- Extracted data entries -
────────────────────────────────────────

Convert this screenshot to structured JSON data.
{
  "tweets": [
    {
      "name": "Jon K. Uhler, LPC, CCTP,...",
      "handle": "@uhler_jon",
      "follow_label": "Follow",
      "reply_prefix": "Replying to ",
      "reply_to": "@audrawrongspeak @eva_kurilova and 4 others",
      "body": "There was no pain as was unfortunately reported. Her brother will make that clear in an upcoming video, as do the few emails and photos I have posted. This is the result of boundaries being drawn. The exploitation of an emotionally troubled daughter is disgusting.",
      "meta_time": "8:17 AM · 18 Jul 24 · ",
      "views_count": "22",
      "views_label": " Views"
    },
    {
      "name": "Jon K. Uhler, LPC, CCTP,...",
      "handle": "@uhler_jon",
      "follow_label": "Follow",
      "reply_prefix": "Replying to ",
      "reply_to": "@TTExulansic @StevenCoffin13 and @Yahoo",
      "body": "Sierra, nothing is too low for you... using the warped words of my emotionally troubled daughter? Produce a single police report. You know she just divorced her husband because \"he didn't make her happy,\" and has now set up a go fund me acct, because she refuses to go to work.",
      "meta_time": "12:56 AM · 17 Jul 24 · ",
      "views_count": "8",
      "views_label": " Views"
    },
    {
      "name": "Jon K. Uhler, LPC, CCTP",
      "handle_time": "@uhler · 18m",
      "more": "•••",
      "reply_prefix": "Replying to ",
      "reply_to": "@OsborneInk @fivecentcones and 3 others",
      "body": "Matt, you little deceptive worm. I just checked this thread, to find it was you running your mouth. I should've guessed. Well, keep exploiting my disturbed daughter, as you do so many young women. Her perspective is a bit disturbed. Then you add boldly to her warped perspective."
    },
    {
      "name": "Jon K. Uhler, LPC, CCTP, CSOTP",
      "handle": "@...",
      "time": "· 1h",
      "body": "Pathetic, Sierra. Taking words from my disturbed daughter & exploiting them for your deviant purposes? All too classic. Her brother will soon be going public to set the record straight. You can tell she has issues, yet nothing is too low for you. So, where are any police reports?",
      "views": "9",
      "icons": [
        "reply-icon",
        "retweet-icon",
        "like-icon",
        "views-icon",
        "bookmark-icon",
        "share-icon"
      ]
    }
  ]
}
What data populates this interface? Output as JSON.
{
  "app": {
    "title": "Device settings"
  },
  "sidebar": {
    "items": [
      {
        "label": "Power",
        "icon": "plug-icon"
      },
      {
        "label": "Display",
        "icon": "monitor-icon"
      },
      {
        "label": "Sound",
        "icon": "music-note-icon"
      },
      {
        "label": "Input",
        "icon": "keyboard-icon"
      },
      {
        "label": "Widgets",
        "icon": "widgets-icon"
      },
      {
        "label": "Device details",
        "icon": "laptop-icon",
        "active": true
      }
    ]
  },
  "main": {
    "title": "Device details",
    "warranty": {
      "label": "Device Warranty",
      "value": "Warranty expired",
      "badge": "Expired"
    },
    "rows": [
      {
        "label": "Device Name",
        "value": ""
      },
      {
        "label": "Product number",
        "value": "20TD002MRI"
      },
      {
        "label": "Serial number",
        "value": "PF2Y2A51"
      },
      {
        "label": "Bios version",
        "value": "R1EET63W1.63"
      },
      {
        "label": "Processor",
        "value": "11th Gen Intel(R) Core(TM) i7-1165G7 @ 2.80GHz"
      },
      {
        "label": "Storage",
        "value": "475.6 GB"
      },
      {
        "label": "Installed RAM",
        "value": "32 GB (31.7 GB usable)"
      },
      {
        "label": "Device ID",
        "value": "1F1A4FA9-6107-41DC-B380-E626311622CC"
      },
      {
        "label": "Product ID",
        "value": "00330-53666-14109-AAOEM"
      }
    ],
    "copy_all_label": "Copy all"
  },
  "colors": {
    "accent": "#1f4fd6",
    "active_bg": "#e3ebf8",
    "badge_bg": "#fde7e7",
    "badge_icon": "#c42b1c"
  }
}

────────────────────────────────────────

- Exercise description -
From the data above, copy out every line with the string "number" in it.

- Finished task -
        "label": "Product number",
        "label": "Serial number",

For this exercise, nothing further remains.